- [Your objective] Below are some records. Say how many of their lines include the string "during", giving only the number.

- [Available records]
********************

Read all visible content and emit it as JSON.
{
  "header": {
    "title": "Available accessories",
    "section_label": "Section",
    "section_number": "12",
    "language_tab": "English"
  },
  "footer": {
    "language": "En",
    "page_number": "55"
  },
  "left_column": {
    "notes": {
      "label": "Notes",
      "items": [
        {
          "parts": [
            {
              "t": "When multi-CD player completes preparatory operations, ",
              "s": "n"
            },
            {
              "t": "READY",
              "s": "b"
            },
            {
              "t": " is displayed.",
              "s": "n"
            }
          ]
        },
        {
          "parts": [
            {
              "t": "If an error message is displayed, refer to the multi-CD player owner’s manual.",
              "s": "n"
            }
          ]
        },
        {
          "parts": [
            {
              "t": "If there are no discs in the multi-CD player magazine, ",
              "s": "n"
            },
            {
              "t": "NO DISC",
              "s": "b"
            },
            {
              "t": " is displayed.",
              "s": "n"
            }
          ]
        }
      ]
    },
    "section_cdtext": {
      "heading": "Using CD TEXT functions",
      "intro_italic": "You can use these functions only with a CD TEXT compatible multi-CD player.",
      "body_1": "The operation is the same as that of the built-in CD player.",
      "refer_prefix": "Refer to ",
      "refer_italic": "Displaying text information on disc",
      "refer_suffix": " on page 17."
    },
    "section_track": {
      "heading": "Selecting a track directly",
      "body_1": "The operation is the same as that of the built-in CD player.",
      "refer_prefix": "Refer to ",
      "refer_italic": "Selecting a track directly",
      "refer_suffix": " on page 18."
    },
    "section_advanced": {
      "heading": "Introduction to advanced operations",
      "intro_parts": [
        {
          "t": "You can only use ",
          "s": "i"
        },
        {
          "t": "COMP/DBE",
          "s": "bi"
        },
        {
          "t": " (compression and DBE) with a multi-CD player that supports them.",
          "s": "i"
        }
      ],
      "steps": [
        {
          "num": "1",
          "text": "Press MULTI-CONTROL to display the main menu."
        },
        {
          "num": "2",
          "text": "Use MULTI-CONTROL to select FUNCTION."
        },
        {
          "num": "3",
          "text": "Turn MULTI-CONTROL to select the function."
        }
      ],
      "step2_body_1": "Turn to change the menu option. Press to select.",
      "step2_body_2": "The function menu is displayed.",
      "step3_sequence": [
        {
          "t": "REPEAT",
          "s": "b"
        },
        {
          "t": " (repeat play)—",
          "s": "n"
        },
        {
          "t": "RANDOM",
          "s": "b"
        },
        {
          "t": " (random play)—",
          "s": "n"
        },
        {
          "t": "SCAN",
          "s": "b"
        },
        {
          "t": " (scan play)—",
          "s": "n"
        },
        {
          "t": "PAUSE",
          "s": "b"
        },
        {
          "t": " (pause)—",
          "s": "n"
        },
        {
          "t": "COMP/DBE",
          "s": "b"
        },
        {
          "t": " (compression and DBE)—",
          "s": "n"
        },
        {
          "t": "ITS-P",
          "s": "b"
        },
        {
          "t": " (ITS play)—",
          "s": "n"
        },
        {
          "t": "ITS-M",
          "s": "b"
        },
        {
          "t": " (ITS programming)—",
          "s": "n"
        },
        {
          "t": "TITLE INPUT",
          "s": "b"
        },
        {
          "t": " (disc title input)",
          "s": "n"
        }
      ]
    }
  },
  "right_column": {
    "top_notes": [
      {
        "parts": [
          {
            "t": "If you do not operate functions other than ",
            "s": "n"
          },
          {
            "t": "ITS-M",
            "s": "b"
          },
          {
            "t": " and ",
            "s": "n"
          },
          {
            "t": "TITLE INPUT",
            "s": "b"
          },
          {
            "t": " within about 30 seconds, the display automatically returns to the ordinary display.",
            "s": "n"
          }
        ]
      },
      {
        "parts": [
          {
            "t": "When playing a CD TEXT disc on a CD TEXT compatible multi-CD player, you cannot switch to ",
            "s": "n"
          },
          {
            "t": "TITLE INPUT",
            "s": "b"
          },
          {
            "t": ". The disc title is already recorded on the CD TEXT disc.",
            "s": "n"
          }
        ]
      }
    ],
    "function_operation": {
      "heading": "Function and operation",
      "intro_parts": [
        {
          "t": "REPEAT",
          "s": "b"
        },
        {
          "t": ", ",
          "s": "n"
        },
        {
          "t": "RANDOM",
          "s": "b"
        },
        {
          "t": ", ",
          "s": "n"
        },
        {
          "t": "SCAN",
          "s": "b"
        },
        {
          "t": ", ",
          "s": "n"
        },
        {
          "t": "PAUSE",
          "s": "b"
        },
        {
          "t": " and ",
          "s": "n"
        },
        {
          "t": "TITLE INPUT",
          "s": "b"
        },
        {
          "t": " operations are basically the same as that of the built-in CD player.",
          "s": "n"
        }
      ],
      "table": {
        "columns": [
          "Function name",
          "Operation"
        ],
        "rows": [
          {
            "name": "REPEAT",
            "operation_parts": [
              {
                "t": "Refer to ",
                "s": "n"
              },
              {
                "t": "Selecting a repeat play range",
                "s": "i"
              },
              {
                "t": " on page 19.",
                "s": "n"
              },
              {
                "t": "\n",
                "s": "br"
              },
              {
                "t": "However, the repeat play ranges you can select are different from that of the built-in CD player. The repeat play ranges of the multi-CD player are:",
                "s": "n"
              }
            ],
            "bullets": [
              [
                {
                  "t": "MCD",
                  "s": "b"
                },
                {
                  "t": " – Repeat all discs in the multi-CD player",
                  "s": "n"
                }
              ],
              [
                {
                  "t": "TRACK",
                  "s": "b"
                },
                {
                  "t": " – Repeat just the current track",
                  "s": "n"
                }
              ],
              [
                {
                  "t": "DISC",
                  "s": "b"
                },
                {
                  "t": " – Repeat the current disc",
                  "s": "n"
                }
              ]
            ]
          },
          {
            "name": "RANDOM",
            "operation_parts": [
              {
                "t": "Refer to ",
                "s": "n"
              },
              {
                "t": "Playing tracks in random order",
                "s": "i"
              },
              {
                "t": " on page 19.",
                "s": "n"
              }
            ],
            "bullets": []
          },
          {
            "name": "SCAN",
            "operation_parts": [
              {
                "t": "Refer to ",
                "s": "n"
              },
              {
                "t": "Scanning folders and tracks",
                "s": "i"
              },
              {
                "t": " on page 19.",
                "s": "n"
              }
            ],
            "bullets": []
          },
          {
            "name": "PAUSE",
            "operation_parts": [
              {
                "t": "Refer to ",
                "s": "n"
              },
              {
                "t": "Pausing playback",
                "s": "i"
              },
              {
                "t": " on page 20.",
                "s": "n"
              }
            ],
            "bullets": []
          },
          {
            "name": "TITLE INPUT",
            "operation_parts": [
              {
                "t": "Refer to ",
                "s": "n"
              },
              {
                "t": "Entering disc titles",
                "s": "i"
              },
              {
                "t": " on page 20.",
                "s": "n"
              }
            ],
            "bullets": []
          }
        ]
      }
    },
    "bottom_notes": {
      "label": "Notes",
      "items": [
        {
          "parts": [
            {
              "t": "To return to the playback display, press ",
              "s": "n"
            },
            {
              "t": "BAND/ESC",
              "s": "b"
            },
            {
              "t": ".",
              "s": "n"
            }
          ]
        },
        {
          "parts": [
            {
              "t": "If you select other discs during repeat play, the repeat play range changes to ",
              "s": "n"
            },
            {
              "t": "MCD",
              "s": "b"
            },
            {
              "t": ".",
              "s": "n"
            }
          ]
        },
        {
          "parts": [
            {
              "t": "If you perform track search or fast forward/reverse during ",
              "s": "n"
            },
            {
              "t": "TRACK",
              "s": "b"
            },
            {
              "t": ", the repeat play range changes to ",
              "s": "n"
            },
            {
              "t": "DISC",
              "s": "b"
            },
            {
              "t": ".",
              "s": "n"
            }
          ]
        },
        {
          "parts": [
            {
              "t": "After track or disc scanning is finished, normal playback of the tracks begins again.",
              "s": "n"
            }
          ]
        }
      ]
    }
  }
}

********************

- [Solution] 2